PROMPT – Copy each line of the entries beneath that contains the word "three".

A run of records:
----------
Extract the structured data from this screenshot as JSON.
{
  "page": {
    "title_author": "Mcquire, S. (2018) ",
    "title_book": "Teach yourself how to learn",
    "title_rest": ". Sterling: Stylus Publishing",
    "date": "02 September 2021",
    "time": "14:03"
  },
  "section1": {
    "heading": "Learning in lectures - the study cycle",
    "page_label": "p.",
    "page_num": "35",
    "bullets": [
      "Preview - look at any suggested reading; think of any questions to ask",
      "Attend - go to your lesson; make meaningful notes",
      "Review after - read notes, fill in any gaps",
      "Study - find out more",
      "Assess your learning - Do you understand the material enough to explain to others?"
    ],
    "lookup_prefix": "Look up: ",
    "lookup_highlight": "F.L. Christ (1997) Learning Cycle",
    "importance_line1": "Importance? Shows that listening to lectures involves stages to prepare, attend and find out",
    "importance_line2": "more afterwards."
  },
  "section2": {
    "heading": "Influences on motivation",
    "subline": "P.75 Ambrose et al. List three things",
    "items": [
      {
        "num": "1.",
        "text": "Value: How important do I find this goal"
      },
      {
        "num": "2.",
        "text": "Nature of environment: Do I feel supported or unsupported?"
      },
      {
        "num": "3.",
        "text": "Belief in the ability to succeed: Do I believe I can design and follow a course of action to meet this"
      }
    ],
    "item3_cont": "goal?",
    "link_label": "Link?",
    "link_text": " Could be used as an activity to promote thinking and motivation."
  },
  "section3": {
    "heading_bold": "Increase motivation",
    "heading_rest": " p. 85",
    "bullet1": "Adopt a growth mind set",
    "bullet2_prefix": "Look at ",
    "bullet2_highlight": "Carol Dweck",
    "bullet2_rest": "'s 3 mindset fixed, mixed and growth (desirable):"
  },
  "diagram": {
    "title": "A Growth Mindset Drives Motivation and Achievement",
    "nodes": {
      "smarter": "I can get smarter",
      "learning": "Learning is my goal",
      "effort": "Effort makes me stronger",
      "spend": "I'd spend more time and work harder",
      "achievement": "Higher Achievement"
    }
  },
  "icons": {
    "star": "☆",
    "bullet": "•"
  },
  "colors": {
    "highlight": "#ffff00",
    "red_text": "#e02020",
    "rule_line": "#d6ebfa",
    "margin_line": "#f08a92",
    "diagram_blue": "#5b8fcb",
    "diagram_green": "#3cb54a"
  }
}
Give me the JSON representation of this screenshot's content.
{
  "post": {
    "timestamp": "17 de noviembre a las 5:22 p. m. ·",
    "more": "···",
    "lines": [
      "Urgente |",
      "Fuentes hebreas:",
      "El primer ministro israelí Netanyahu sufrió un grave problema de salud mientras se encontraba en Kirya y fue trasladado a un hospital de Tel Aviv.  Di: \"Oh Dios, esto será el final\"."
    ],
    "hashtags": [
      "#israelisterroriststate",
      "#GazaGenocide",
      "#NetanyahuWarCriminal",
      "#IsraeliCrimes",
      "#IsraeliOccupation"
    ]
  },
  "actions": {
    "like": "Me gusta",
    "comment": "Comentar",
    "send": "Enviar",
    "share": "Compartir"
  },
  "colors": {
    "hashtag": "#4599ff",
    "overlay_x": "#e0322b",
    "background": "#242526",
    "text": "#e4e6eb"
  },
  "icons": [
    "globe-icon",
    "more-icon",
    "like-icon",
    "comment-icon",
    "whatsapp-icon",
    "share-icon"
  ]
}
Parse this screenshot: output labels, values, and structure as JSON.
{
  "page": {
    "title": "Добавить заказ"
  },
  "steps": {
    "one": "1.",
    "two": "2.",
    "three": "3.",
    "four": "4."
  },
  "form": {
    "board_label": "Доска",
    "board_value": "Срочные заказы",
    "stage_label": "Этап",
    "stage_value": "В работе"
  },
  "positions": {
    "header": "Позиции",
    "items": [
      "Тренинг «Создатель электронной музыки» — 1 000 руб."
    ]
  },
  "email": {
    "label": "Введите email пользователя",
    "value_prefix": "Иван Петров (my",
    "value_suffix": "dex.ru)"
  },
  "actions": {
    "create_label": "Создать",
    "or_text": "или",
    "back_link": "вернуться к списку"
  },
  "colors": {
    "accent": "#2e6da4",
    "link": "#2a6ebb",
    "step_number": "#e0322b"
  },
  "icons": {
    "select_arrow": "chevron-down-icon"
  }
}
----------
THE SOLUTION –
    "subline": "P.75 Ambrose et al. List three things",
    "three": "3.",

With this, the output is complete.